§ **The exercise**
Reproduce the records below exactly as they appear, omitting any pictures they contain.

'''

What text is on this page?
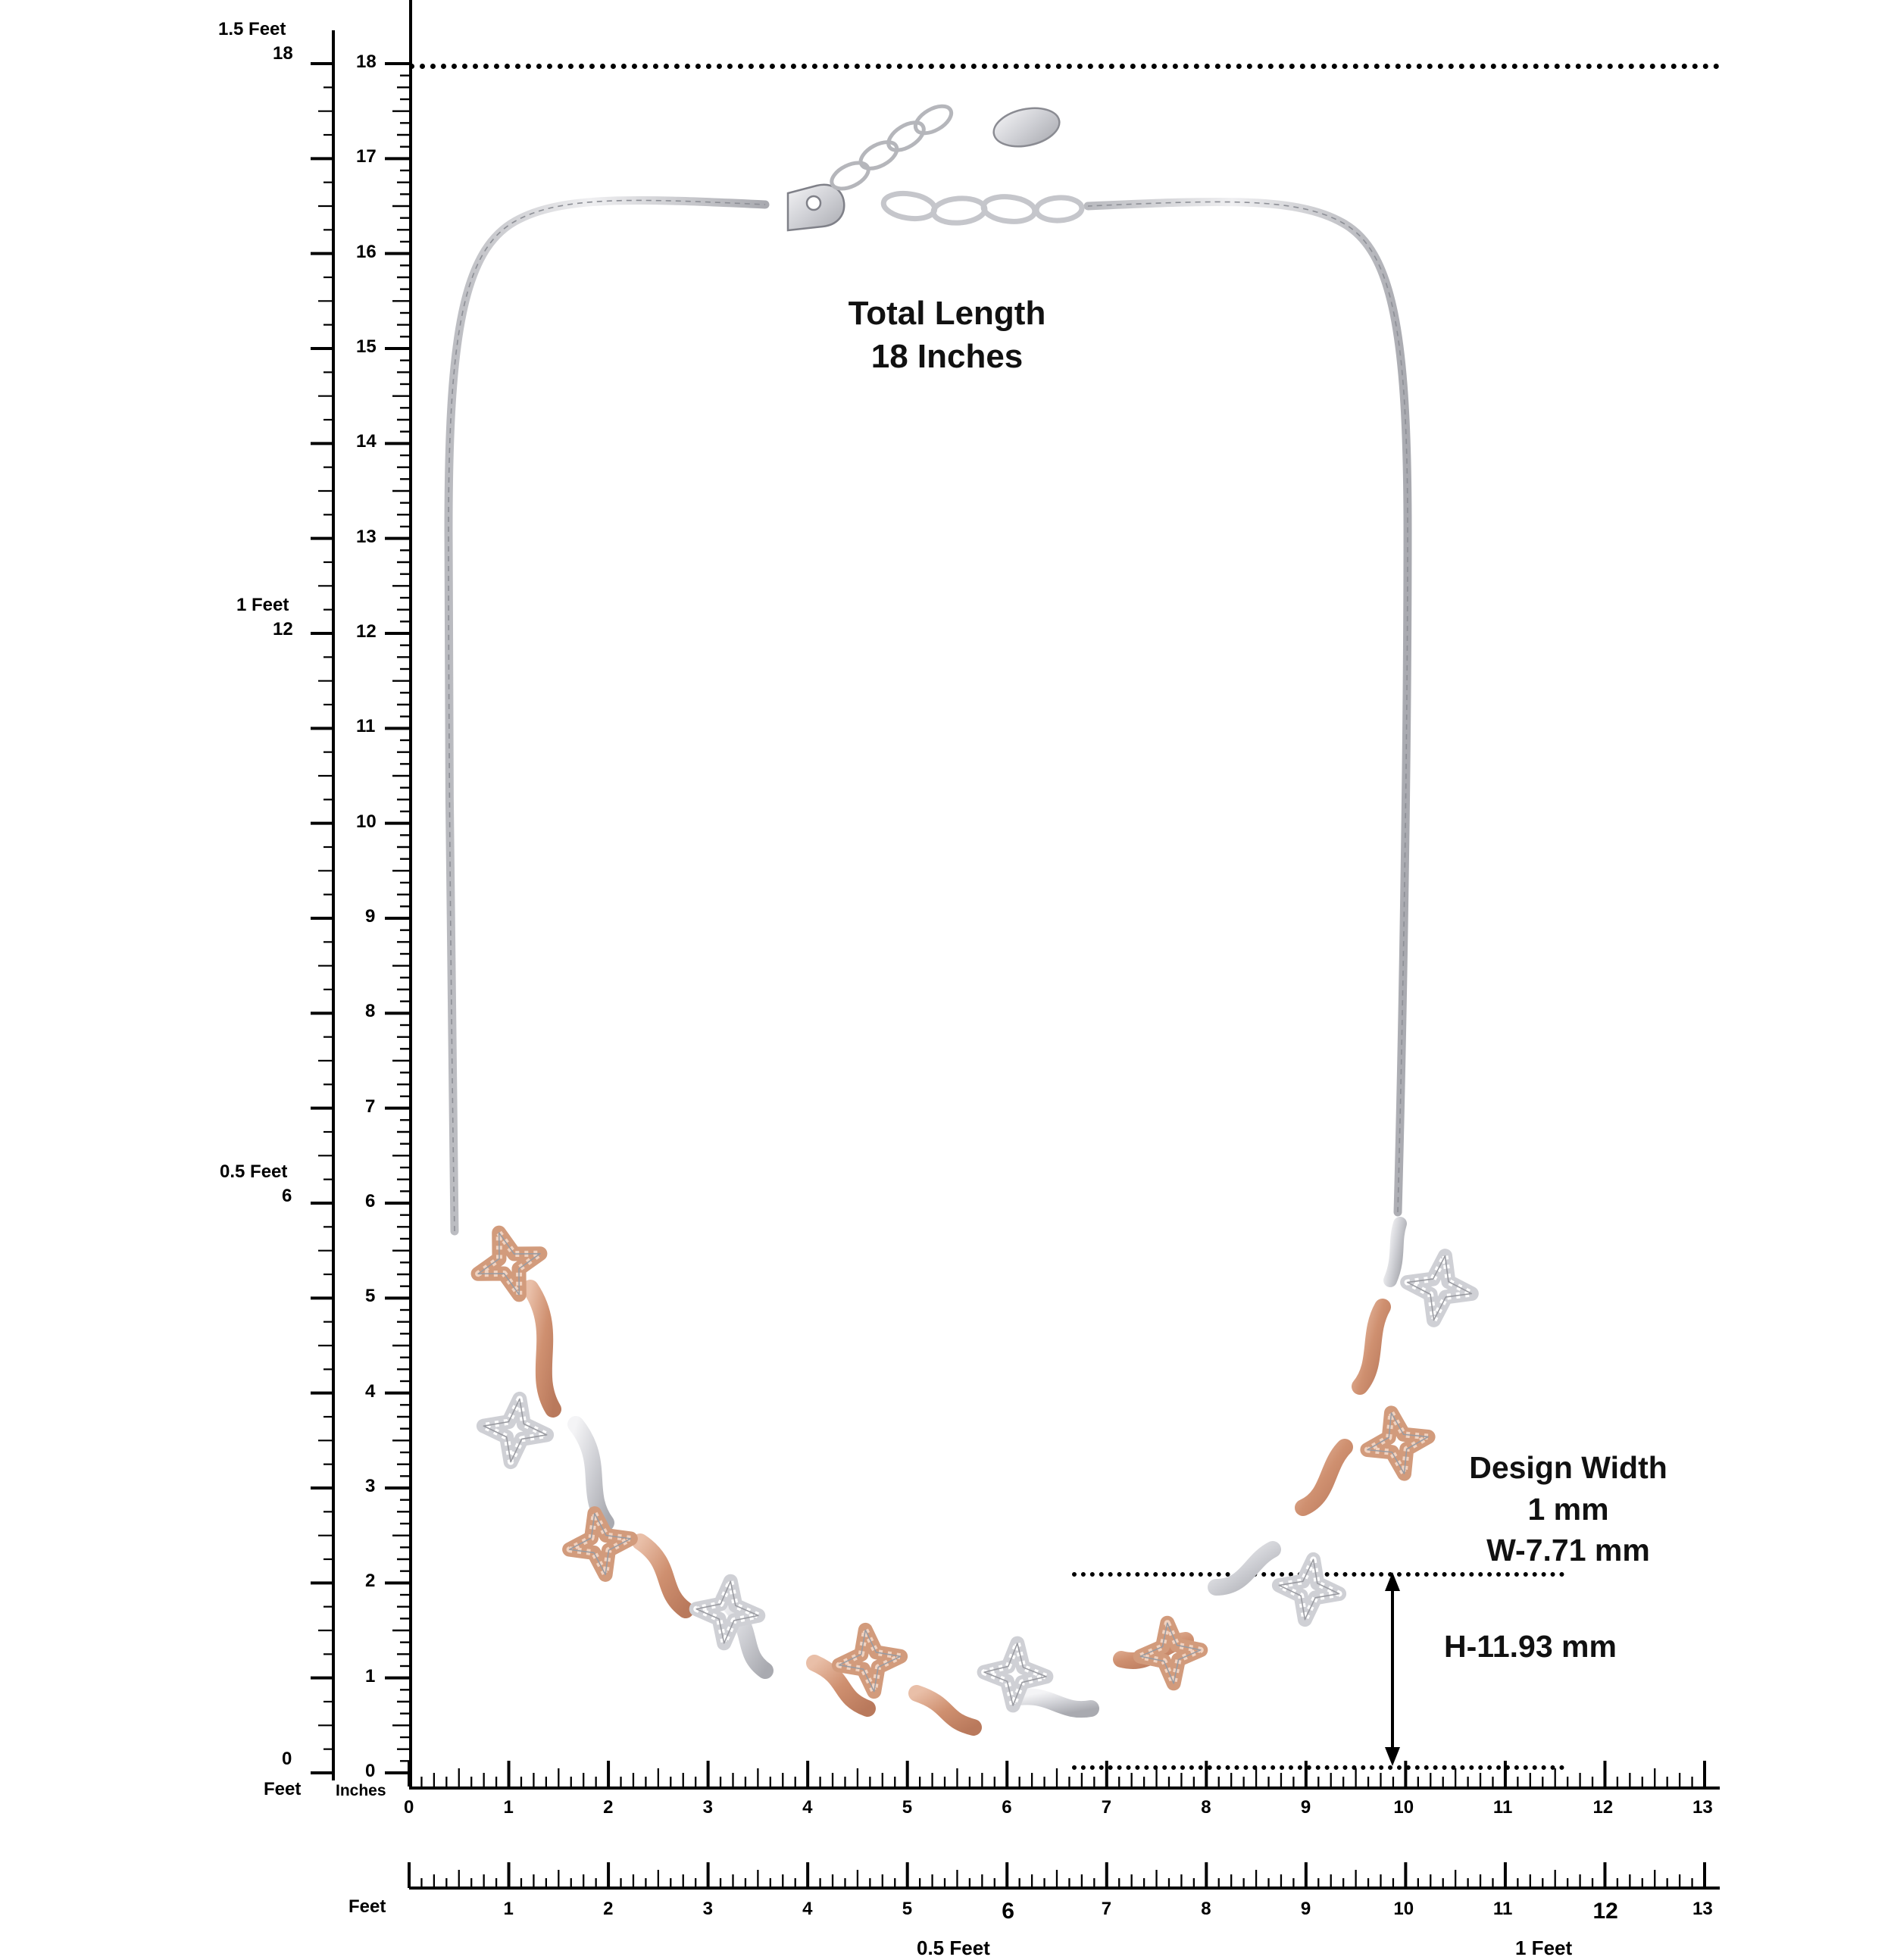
Total Length
18 Inches
Design Width
1 mm
W-7.71 mm
H-11.93 mm
1.5 Feet
18
1 Feet
12
0.5 Feet
6
0
Feet Inches
Feet
0	1	2	3	4	5	6	7	8	9	10	11	12	13
1	2	3	4	5	6	7	8	9	10	11	12	13
0.5 Feet	1 Feet
18
17
16
15
14
13
12
11
10
9
8
7
6
5
4
3
2
1
0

'''

§ **Solution below**
What text is on this page?
Total Length
18 Inches
Design Width
1 mm
W-7.71 mm
H-11.93 mm
1.5 Feet
18
1 Feet
12
0.5 Feet
6
0
Feet Inches
Feet
0	1	2	3	4	5	6	7	8	9	10	11	12	13
1	2	3	4	5	6	7	8	9	10	11	12	13
0.5 Feet	1 Feet
18
17
16
15
14
13
12
11
10
9
8
7
6
5
4
3
2
1
0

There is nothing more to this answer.